## OBJECTIF:
Recopiez à l'identique le passage du texte fourni commençant par « Dans la galaxie » et se poursuivant jusqu'à « mots des concepts). ».

## TEXTE FOURNI:

Piaget et Vygotski à la maternelle 

Vergnaud

Gérard Vergnaud :

"l'Ecole doit construire des situations spécifiques pour transmettre la Culture".


Bon pied, bon oeil... Le psychologue retraité, dont les travaux ont irrigué le travail de nombreux instituts de formation, est invité à la tribune. Comment résumer en quelques phrases le travail d'une vie ?


Entre trois et six ans, le développement du langage est de l'ordre d'une dizaine de mots par jour, sans qu'on sache exactement comment font les enfants. Les connaissances lexicales sont une partie visible de leurs connaissances, qu'ils paraissent acquérir plus ou moins "naturellement". Pourtant, ils manifestent des difficultés dans l'apprentissage de la lecture, semblant montrer à quel point cette "langue-là" ne s'acquiert pas "naturellement"...

Pour un enfant comme pour un adulte, la capacité à faire en situation ("la forme opératoire de la connaissance") est ce qui permet de s'adapter aux situations. C'est donc la déstabilisation qui rend visible la compétence. "Mais on sait aussi qu'il faut conforter les élèves dans ce qu'ils maîtrisent : c'est le paradoxe de la pédagogie".

Dans la galaxie de G. Vergnaud, Piaget a inventé la psychologie cognitive du bébé, mais Vigotsky a permis de mieux faire la différence entre la "conscience avant" - ce qu'on a besoin de savoir pour faire, souvent peu formalisé par du langage - et la "conscience après" - le retour métacognitif, la compréhension de ce qu'on a fait, nécessaire pour capitaliser les connaissances, et organisée à l'école par la mise en mots des concepts).

Il faut donc des situations spécifiques, provoquées par l'école, que l'enfant ne rencontrerait pas dans son environnement ordinaire. "L'organisation de ces situations, c'est l'acte premier de médiation avec les savoirs que réalise l'enseignant en préparant sa classe".


Dans les interactions avec autrui, les enfants montrent l'étendue de leurs compétences, dans leur capacité de négociation, de séduction, de conflit, de coopération, de compétition... Le pouvoir d'agir, selon le terme aujourd'hui utilisé par plusieurs disciplines de recherche (Rabardel, Clot...), vient de Spinoza, qui y voyait à la fois les conditions et les conséquences des actions, en fonction des instruments disponibles pour l'action : qu'on change l'établi du travailleur, et son pouvoir d'agir peut en être dramatiquement affecté. "Les enfants aussi ont besoin d'instruments et de situations pour pouvoir faire tout seuls". D'ailleurs, explique le psychologue, un enfant qui fait de nouvelles choses (et qui en prend conscience) est aussi fier qu'un grand sportif qui bat son record.

[Lignes d'un jeu de données]

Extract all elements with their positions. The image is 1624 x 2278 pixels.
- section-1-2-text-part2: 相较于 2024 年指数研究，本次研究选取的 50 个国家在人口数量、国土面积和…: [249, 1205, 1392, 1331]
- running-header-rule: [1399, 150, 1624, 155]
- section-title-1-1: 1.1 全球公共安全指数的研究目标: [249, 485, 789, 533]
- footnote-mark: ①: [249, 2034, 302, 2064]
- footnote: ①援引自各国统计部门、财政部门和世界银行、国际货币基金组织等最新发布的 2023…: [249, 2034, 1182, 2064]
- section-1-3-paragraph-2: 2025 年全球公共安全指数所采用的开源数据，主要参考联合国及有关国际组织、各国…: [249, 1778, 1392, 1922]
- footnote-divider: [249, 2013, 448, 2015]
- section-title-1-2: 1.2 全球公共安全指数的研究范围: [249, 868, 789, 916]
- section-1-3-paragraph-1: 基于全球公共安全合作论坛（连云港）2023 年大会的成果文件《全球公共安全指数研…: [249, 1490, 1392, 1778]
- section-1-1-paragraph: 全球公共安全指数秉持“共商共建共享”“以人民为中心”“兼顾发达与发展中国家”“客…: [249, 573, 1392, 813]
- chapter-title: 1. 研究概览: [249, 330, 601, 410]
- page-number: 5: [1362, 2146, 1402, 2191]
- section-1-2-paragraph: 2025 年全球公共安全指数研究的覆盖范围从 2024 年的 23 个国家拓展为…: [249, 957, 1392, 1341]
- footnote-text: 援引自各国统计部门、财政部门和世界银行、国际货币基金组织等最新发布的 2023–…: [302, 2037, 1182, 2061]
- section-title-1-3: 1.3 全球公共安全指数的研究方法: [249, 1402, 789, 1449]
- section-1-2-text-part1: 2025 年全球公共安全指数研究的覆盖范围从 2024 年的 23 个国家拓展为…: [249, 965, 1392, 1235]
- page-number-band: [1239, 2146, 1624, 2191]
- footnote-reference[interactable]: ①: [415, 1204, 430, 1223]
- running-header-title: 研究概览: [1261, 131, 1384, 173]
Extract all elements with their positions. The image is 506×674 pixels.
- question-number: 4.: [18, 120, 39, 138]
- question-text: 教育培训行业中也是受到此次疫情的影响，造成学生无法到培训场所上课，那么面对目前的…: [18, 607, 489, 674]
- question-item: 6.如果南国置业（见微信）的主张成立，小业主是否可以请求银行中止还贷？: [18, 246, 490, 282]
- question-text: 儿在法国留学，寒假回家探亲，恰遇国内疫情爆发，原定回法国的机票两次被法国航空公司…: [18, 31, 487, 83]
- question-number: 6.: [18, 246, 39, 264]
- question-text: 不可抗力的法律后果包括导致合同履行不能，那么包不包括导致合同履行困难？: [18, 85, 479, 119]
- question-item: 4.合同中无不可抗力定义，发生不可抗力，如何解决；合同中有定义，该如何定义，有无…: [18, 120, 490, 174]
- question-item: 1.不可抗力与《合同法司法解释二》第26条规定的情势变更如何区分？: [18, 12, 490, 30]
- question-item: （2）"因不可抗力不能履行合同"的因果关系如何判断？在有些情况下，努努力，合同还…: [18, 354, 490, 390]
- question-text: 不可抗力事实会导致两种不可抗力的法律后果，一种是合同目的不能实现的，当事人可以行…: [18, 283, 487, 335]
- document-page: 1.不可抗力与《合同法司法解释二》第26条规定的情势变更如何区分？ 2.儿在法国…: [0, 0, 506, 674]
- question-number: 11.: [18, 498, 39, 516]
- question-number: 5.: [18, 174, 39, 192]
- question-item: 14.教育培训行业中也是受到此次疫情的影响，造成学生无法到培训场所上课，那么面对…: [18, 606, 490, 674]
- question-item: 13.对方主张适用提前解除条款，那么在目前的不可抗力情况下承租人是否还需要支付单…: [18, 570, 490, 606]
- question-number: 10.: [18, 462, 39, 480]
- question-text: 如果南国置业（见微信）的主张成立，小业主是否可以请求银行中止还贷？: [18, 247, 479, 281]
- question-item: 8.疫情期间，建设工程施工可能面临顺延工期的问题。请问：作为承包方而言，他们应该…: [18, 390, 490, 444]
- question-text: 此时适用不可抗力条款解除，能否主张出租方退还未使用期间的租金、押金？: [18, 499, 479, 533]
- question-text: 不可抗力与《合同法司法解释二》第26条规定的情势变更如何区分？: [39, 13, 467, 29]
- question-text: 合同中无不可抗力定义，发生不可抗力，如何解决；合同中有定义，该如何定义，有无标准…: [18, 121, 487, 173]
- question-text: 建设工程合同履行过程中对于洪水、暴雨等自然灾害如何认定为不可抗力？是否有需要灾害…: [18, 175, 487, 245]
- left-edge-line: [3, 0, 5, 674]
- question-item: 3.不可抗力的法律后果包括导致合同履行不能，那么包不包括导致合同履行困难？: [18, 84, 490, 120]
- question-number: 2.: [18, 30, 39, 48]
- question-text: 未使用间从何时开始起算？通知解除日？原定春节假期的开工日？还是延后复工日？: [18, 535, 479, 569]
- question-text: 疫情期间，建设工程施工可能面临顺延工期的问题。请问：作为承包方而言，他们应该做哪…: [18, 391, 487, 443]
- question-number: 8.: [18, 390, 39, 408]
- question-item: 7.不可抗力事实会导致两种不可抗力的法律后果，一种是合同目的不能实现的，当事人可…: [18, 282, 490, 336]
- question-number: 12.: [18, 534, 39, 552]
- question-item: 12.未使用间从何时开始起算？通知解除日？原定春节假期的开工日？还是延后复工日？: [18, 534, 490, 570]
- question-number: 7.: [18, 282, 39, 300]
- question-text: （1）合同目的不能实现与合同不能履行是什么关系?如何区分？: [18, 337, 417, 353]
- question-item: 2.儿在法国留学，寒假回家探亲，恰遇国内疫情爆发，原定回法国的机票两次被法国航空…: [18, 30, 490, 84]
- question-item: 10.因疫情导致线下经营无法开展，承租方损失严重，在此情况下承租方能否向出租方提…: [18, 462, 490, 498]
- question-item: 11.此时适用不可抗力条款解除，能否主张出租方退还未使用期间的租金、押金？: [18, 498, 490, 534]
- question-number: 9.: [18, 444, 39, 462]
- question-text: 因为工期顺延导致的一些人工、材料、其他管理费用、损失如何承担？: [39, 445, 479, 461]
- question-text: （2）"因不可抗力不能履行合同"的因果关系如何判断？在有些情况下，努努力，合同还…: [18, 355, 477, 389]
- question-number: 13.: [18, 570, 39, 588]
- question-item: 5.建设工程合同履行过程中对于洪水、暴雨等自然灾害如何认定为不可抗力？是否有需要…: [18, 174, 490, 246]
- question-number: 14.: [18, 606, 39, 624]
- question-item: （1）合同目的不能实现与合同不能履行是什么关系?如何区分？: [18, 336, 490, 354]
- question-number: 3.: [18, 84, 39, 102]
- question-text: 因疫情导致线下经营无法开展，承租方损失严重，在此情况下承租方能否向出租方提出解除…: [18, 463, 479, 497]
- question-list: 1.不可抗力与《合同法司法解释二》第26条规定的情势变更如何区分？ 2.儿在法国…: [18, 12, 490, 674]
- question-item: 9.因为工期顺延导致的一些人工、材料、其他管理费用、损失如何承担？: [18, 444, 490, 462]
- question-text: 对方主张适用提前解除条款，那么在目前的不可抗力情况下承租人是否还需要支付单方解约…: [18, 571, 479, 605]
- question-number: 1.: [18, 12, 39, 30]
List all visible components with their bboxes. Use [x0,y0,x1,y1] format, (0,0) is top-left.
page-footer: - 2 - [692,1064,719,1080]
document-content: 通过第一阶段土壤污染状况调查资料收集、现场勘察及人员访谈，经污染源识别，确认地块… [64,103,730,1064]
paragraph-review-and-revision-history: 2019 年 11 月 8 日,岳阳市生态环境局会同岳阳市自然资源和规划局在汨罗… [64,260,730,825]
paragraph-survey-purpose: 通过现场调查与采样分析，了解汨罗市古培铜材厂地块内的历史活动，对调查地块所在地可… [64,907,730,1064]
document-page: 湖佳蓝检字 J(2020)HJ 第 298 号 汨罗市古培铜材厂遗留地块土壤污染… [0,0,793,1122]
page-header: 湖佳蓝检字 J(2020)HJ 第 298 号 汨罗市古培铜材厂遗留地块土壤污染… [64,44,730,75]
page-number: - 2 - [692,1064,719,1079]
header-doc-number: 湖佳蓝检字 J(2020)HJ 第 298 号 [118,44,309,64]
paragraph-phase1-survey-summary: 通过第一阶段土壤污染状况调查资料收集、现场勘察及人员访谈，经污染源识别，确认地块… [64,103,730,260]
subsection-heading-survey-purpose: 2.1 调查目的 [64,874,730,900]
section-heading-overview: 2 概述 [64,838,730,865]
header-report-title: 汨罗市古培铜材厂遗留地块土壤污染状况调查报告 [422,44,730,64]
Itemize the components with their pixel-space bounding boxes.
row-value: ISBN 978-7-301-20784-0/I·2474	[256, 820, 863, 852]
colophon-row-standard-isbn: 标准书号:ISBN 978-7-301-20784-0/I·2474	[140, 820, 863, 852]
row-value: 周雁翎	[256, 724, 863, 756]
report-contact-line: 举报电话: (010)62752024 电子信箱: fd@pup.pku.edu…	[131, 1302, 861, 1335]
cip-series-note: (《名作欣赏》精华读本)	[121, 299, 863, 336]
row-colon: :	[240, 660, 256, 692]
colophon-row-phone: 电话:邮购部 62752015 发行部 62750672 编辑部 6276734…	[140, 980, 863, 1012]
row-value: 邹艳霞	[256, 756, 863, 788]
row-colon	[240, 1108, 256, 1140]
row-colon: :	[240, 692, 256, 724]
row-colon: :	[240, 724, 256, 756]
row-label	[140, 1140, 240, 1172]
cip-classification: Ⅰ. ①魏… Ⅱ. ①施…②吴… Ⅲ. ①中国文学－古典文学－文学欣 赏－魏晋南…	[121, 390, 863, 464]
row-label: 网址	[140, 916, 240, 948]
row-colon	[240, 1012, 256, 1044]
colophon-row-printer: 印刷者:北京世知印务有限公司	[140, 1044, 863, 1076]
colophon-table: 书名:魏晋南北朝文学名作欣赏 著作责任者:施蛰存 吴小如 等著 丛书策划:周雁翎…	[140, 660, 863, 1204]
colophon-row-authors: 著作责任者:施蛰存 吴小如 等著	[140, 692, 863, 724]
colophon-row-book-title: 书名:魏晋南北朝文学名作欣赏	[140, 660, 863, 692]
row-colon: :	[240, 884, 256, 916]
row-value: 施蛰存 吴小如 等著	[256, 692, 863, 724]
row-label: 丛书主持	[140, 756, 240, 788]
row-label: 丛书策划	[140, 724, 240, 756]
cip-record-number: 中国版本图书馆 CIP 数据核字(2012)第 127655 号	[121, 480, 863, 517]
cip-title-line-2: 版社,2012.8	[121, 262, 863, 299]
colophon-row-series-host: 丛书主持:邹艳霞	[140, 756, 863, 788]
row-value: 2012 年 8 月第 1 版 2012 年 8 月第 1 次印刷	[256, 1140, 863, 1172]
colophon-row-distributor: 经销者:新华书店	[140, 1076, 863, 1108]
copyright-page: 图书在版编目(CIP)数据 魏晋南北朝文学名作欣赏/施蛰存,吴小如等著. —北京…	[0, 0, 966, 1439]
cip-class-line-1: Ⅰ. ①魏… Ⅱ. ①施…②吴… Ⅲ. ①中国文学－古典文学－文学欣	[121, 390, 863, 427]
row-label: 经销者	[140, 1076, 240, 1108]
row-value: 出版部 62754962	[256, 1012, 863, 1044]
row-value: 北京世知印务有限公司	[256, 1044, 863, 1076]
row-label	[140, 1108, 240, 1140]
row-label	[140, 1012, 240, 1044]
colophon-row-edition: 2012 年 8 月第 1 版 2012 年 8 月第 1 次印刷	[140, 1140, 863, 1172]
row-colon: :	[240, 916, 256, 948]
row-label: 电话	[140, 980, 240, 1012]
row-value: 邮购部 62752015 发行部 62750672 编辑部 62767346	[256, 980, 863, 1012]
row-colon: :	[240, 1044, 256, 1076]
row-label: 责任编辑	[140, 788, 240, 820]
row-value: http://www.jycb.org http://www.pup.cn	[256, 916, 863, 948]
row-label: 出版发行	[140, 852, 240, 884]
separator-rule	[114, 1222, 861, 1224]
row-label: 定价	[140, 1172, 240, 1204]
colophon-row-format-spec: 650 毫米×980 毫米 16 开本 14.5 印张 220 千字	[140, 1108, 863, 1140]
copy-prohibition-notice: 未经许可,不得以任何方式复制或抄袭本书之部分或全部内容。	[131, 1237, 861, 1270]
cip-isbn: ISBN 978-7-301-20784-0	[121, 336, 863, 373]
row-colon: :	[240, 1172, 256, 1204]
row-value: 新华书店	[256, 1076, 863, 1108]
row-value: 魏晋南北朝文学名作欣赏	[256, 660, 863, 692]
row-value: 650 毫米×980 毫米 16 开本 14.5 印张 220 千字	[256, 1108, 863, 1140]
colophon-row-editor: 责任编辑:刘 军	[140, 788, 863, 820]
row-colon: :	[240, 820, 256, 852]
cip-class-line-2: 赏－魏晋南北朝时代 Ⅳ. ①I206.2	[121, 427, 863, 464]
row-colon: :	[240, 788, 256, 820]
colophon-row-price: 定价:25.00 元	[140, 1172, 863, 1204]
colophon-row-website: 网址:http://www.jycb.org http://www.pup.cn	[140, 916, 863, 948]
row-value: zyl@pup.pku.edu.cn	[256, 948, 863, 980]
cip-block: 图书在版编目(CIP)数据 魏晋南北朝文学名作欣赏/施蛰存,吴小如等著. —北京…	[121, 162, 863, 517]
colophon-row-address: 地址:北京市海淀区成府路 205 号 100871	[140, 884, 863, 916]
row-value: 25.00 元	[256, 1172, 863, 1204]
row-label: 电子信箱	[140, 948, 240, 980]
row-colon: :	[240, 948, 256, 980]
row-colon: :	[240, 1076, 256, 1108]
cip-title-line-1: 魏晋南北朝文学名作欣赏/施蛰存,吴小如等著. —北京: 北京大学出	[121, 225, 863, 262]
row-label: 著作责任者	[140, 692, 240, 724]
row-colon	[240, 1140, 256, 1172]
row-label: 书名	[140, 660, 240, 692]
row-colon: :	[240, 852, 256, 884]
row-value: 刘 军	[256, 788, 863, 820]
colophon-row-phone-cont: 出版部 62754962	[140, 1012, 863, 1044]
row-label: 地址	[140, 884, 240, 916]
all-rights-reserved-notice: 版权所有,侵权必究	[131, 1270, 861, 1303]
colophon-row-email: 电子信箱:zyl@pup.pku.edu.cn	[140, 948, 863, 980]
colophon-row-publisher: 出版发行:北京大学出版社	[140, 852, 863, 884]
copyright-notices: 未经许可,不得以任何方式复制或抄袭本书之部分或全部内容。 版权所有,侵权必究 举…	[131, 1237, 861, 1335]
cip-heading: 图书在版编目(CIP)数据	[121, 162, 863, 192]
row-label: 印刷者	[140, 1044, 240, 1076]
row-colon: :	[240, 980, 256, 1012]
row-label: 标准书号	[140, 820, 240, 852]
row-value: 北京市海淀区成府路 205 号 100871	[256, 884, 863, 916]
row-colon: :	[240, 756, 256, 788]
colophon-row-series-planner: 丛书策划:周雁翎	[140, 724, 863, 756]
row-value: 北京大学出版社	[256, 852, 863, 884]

## SOLUTION PROPOSÉE:
Dans la galaxie de G. Vergnaud, Piaget a inventé la psychologie cognitive du bébé, mais Vigotsky a permis de mieux faire la différence entre la "conscience avant" - ce qu'on a besoin de savoir pour faire, souvent peu formalisé par du langage - et la "conscience après" - le retour métacognitif, la compréhension de ce qu'on a fait, nécessaire pour capitaliser les connaissances, et organisée à l'école par la mise en mots des concepts).